→ What is asked: Which lines in the records below contain the word "VAEs"? Copy each of them.

→ Dataset entries:
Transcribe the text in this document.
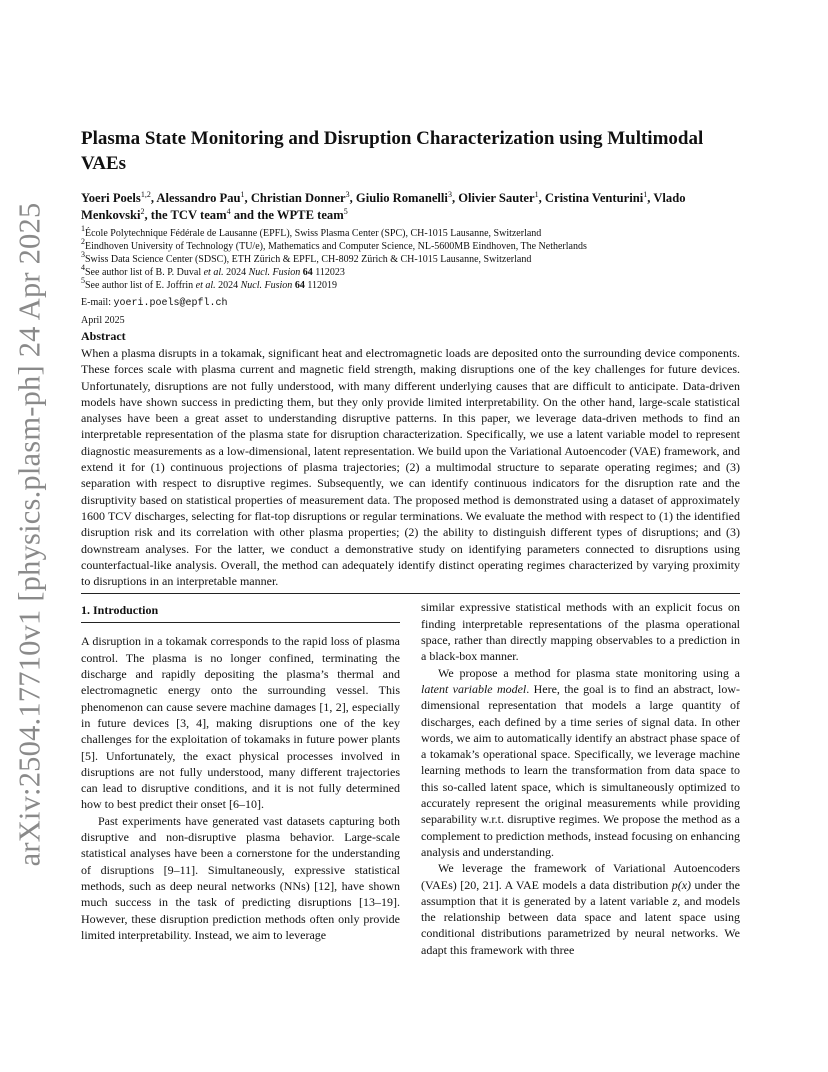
arXiv:2504.17710v1 [physics.plasm-ph] 24 Apr 2025
Plasma State Monitoring and Disruption Characterization using Multimodal VAEs
Yoeri Poels$^{1,2}$, Alessandro Pau$^1$, Christian Donner$^3$, Giulio Romanelli$^3$, Olivier Sauter$^1$, Cristina Venturini$^1$, Vlado Menkovski$^2$, the TCV team$^4$ and the WPTE team$^5$
$^1$École Polytechnique Fédérale de Lausanne (EPFL), Swiss Plasma Center (SPC), CH-1015 Lausanne, Switzerland
$^2$Eindhoven University of Technology (TU/e), Mathematics and Computer Science, NL-5600MB Eindhoven, The Netherlands
$^3$Swiss Data Science Center (SDSC), ETH Zürich & EPFL, CH-8092 Zürich & CH-1015 Lausanne, Switzerland
$^4$See author list of B. P. Duval et al. 2024 Nucl. Fusion 64 112023
$^5$See author list of E. Joffrin et al. 2024 Nucl. Fusion 64 112019
E-mail: yoeri.poels@epfl.ch
April 2025
Abstract
When a plasma disrupts in a tokamak, significant heat and electromagnetic loads are deposited onto the surrounding device components. These forces scale with plasma current and magnetic field strength, making disruptions one of the key challenges for future devices. Unfortunately, disruptions are not fully understood, with many different underlying causes that are difficult to anticipate. Data-driven models have shown success in predicting them, but they only provide limited interpretability. On the other hand, large-scale statistical analyses have been a great asset to understanding disruptive patterns. In this paper, we leverage data-driven methods to find an interpretable representation of the plasma state for disruption characterization. Specifically, we use a latent variable model to represent diagnostic measurements as a low-dimensional, latent representation. We build upon the Variational Autoencoder (VAE) framework, and extend it for (1) continuous projections of plasma trajectories; (2) a multimodal structure to separate operating regimes; and (3) separation with respect to disruptive regimes. Subsequently, we can identify continuous indicators for the disruption rate and the disruptivity based on statistical properties of measurement data. The proposed method is demonstrated using a dataset of approximately 1600 TCV discharges, selecting for flat-top disruptions or regular terminations. We evaluate the method with respect to (1) the identified disruption risk and its correlation with other plasma properties; (2) the ability to distinguish different types of disruptions; and (3) downstream analyses. For the latter, we conduct a demonstrative study on identifying parameters connected to disruptions using counterfactual-like analysis. Overall, the method can adequately identify distinct operating regimes characterized by varying proximity to disruptions in an interpretable manner.
1. Introduction

A disruption in a tokamak corresponds to the rapid loss of plasma control. The plasma is no longer confined, terminating the discharge and rapidly depositing the plasma’s thermal and electromagnetic energy onto the surrounding vessel. This phenomenon can cause severe machine damages [1, 2], especially in future devices [3, 4], making disruptions one of the key challenges for the exploitation of tokamaks in future power plants [5]. Unfortunately, the exact physical processes involved in disruptions are not fully understood, many different trajectories can lead to disruptive conditions, and it is not fully determined how to best predict their onset [6–10].

Past experiments have generated vast datasets capturing both disruptive and non-disruptive plasma behavior. Large-scale statistical analyses have been a cornerstone for the understanding of disruptions [9–11]. Simultaneously, expressive statistical methods, such as deep neural networks (NNs) [12], have shown much success in the task of predicting disruptions [13–19]. However, these disruption prediction methods often only provide limited interpretability. Instead, we aim to leverage

similar expressive statistical methods with an explicit focus on finding interpretable representations of the plasma operational space, rather than directly mapping observables to a prediction in a black-box manner.

We propose a method for plasma state monitoring using a latent variable model. Here, the goal is to find an abstract, low-dimensional representation that models a large quantity of discharges, each defined by a time series of signal data. In other words, we aim to automatically identify an abstract phase space of a tokamak’s operational space. Specifically, we leverage machine learning methods to learn the transformation from data space to this so-called latent space, which is simultaneously optimized to accurately represent the original measurements while providing separability w.r.t. disruptive regimes. We propose the method as a complement to prediction methods, instead focusing on enhancing analysis and understanding.

We leverage the framework of Variational Autoencoders (VAEs) [20, 21]. A VAE models a data distribution p(x) under the assumption that it is generated by a latent variable z, and models the relationship between data space and latent space using conditional distributions parametrized by neural networks. We adapt this framework with three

→ Solution for this task:
Plasma State Monitoring and Disruption Characterization using Multimodal VAEs
We leverage the framework of Variational Autoencoders (VAEs) [20, 21]. A VAE models a data distribution p(x) under the assumption that it is generated by a latent variable z, and models the relationship between data space and latent space using conditional distributions parametrized by neural networks. We adapt this framework with three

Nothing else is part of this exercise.